■ **Data listing**

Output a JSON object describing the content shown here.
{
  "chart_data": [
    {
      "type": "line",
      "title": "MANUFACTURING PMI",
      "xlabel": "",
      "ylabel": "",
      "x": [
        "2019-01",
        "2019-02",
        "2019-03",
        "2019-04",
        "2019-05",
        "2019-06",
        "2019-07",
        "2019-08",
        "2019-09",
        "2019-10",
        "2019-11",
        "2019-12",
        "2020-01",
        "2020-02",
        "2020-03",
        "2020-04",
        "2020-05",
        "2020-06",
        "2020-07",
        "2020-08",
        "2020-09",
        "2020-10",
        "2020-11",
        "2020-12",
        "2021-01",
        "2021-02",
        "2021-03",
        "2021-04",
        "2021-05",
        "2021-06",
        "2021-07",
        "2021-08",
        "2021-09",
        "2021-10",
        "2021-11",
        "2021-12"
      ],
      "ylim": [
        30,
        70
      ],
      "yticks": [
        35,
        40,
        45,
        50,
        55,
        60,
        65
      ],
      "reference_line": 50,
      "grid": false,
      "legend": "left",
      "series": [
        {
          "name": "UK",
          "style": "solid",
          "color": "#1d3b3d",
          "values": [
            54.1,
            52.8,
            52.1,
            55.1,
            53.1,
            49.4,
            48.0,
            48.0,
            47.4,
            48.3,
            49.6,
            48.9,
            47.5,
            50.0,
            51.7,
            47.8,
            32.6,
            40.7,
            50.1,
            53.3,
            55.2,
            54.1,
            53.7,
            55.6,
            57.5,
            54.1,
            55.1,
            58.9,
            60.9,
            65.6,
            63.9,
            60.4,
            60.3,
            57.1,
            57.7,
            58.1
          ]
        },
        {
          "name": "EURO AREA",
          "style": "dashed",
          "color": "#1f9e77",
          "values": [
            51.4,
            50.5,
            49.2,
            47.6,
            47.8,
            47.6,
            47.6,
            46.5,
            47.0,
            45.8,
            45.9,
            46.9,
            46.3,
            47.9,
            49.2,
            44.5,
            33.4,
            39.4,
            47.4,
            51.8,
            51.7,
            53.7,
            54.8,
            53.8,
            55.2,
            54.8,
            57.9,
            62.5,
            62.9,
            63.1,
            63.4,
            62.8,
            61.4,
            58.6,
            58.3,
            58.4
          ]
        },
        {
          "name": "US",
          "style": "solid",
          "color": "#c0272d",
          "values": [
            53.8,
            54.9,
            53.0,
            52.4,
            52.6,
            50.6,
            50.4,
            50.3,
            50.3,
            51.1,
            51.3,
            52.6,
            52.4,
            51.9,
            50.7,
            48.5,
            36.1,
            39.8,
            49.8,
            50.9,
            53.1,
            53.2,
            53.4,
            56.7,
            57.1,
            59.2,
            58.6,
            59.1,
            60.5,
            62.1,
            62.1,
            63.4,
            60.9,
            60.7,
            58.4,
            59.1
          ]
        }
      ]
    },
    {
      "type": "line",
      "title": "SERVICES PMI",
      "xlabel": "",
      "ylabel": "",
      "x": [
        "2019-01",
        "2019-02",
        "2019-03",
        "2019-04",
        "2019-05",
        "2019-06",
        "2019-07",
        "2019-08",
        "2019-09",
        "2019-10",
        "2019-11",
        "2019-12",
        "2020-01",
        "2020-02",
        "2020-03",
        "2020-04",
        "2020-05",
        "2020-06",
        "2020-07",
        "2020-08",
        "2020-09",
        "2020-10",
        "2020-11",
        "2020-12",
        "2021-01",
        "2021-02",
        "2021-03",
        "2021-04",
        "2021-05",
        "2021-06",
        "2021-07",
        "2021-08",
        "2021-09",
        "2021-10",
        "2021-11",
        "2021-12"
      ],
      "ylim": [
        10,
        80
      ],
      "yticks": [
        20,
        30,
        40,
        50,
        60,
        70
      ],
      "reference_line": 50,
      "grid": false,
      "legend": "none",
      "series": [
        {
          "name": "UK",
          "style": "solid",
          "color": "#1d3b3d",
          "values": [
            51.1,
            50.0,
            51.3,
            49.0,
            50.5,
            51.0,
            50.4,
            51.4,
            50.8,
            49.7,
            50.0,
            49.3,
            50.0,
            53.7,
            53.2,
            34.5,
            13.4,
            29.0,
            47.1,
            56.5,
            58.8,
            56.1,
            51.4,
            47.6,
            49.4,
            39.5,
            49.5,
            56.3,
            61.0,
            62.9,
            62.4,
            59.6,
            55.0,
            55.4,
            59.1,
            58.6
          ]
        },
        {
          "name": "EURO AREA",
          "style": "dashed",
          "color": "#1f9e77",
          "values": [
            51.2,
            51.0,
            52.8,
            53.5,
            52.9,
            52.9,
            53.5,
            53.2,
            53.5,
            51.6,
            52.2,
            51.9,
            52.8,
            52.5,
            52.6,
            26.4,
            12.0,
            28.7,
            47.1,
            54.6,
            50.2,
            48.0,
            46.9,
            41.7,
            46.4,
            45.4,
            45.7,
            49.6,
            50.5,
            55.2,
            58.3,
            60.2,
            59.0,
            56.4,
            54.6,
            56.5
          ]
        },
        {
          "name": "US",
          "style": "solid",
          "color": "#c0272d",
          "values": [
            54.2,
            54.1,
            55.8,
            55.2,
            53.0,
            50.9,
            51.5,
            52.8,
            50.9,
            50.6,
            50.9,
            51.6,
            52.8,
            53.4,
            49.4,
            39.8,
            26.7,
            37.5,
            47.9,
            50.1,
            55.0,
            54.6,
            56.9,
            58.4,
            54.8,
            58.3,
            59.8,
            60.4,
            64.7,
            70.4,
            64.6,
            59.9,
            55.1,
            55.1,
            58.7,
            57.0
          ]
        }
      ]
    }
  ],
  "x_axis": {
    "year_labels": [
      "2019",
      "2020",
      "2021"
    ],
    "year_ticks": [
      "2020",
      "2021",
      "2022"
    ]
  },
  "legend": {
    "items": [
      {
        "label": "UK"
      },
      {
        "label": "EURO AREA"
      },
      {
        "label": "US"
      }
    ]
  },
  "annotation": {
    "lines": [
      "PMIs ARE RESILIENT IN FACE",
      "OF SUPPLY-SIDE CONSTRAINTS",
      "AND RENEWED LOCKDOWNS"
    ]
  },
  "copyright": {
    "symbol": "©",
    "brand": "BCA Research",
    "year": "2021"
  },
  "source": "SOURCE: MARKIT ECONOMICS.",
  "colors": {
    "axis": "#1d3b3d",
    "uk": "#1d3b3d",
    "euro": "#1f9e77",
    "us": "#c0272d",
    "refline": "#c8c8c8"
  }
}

■ **Exercise goal**
Each of the records should be retyped exactly.

■ **Problem solution**
Output a JSON object describing the content shown here.
{
  "chart_data": [
    {
      "type": "line",
      "title": "MANUFACTURING PMI",
      "xlabel": "",
      "ylabel": "",
      "x": [
        "2019-01",
        "2019-02",
        "2019-03",
        "2019-04",
        "2019-05",
        "2019-06",
        "2019-07",
        "2019-08",
        "2019-09",
        "2019-10",
        "2019-11",
        "2019-12",
        "2020-01",
        "2020-02",
        "2020-03",
        "2020-04",
        "2020-05",
        "2020-06",
        "2020-07",
        "2020-08",
        "2020-09",
        "2020-10",
        "2020-11",
        "2020-12",
        "2021-01",
        "2021-02",
        "2021-03",
        "2021-04",
        "2021-05",
        "2021-06",
        "2021-07",
        "2021-08",
        "2021-09",
        "2021-10",
        "2021-11",
        "2021-12"
      ],
      "ylim": [
        30,
        70
      ],
      "yticks": [
        35,
        40,
        45,
        50,
        55,
        60,
        65
      ],
      "reference_line": 50,
      "grid": false,
      "legend": "left",
      "series": [
        {
          "name": "UK",
          "style": "solid",
          "color": "#1d3b3d",
          "values": [
            54.1,
            52.8,
            52.1,
            55.1,
            53.1,
            49.4,
            48.0,
            48.0,
            47.4,
            48.3,
            49.6,
            48.9,
            47.5,
            50.0,
            51.7,
            47.8,
            32.6,
            40.7,
            50.1,
            53.3,
            55.2,
            54.1,
            53.7,
            55.6,
            57.5,
            54.1,
            55.1,
            58.9,
            60.9,
            65.6,
            63.9,
            60.4,
            60.3,
            57.1,
            57.7,
            58.1
          ]
        },
        {
          "name": "EURO AREA",
          "style": "dashed",
          "color": "#1f9e77",
          "values": [
            51.4,
            50.5,
            49.2,
            47.6,
            47.8,
            47.6,
            47.6,
            46.5,
            47.0,
            45.8,
            45.9,
            46.9,
            46.3,
            47.9,
            49.2,
            44.5,
            33.4,
            39.4,
            47.4,
            51.8,
            51.7,
            53.7,
            54.8,
            53.8,
            55.2,
            54.8,
            57.9,
            62.5,
            62.9,
            63.1,
            63.4,
            62.8,
            61.4,
            58.6,
            58.3,
            58.4
          ]
        },
        {
          "name": "US",
          "style": "solid",
          "color": "#c0272d",
          "values": [
            53.8,
            54.9,
            53.0,
            52.4,
            52.6,
            50.6,
            50.4,
            50.3,
            50.3,
            51.1,
            51.3,
            52.6,
            52.4,
            51.9,
            50.7,
            48.5,
            36.1,
            39.8,
            49.8,
            50.9,
            53.1,
            53.2,
            53.4,
            56.7,
            57.1,
            59.2,
            58.6,
            59.1,
            60.5,
            62.1,
            62.1,
            63.4,
            60.9,
            60.7,
            58.4,
            59.1
          ]
        }
      ]
    },
    {
      "type": "line",
      "title": "SERVICES PMI",
      "xlabel": "",
      "ylabel": "",
      "x": [
        "2019-01",
        "2019-02",
        "2019-03",
        "2019-04",
        "2019-05",
        "2019-06",
        "2019-07",
        "2019-08",
        "2019-09",
        "2019-10",
        "2019-11",
        "2019-12",
        "2020-01",
        "2020-02",
        "2020-03",
        "2020-04",
        "2020-05",
        "2020-06",
        "2020-07",
        "2020-08",
        "2020-09",
        "2020-10",
        "2020-11",
        "2020-12",
        "2021-01",
        "2021-02",
        "2021-03",
        "2021-04",
        "2021-05",
        "2021-06",
        "2021-07",
        "2021-08",
        "2021-09",
        "2021-10",
        "2021-11",
        "2021-12"
      ],
      "ylim": [
        10,
        80
      ],
      "yticks": [
        20,
        30,
        40,
        50,
        60,
        70
      ],
      "reference_line": 50,
      "grid": false,
      "legend": "none",
      "series": [
        {
          "name": "UK",
          "style": "solid",
          "color": "#1d3b3d",
          "values": [
            51.1,
            50.0,
            51.3,
            49.0,
            50.5,
            51.0,
            50.4,
            51.4,
            50.8,
            49.7,
            50.0,
            49.3,
            50.0,
            53.7,
            53.2,
            34.5,
            13.4,
            29.0,
            47.1,
            56.5,
            58.8,
            56.1,
            51.4,
            47.6,
            49.4,
            39.5,
            49.5,
            56.3,
            61.0,
            62.9,
            62.4,
            59.6,
            55.0,
            55.4,
            59.1,
            58.6
          ]
        },
        {
          "name": "EURO AREA",
          "style": "dashed",
          "color": "#1f9e77",
          "values": [
            51.2,
            51.0,
            52.8,
            53.5,
            52.9,
            52.9,
            53.5,
            53.2,
            53.5,
            51.6,
            52.2,
            51.9,
            52.8,
            52.5,
            52.6,
            26.4,
            12.0,
            28.7,
            47.1,
            54.6,
            50.2,
            48.0,
            46.9,
            41.7,
            46.4,
            45.4,
            45.7,
            49.6,
            50.5,
            55.2,
            58.3,
            60.2,
            59.0,
            56.4,
            54.6,
            56.5
          ]
        },
        {
          "name": "US",
          "style": "solid",
          "color": "#c0272d",
          "values": [
            54.2,
            54.1,
            55.8,
            55.2,
            53.0,
            50.9,
            51.5,
            52.8,
            50.9,
            50.6,
            50.9,
            51.6,
            52.8,
            53.4,
            49.4,
            39.8,
            26.7,
            37.5,
            47.9,
            50.1,
            55.0,
            54.6,
            56.9,
            58.4,
            54.8,
            58.3,
            59.8,
            60.4,
            64.7,
            70.4,
            64.6,
            59.9,
            55.1,
            55.1,
            58.7,
            57.0
          ]
        }
      ]
    }
  ],
  "x_axis": {
    "year_labels": [
      "2019",
      "2020",
      "2021"
    ],
    "year_ticks": [
      "2020",
      "2021",
      "2022"
    ]
  },
  "legend": {
    "items": [
      {
        "label": "UK"
      },
      {
        "label": "EURO AREA"
      },
      {
        "label": "US"
      }
    ]
  },
  "annotation": {
    "lines": [
      "PMIs ARE RESILIENT IN FACE",
      "OF SUPPLY-SIDE CONSTRAINTS",
      "AND RENEWED LOCKDOWNS"
    ]
  },
  "copyright": {
    "symbol": "©",
    "brand": "BCA Research",
    "year": "2021"
  },
  "source": "SOURCE: MARKIT ECONOMICS.",
  "colors": {
    "axis": "#1d3b3d",
    "uk": "#1d3b3d",
    "euro": "#1f9e77",
    "us": "#c0272d",
    "refline": "#c8c8c8"
  }
}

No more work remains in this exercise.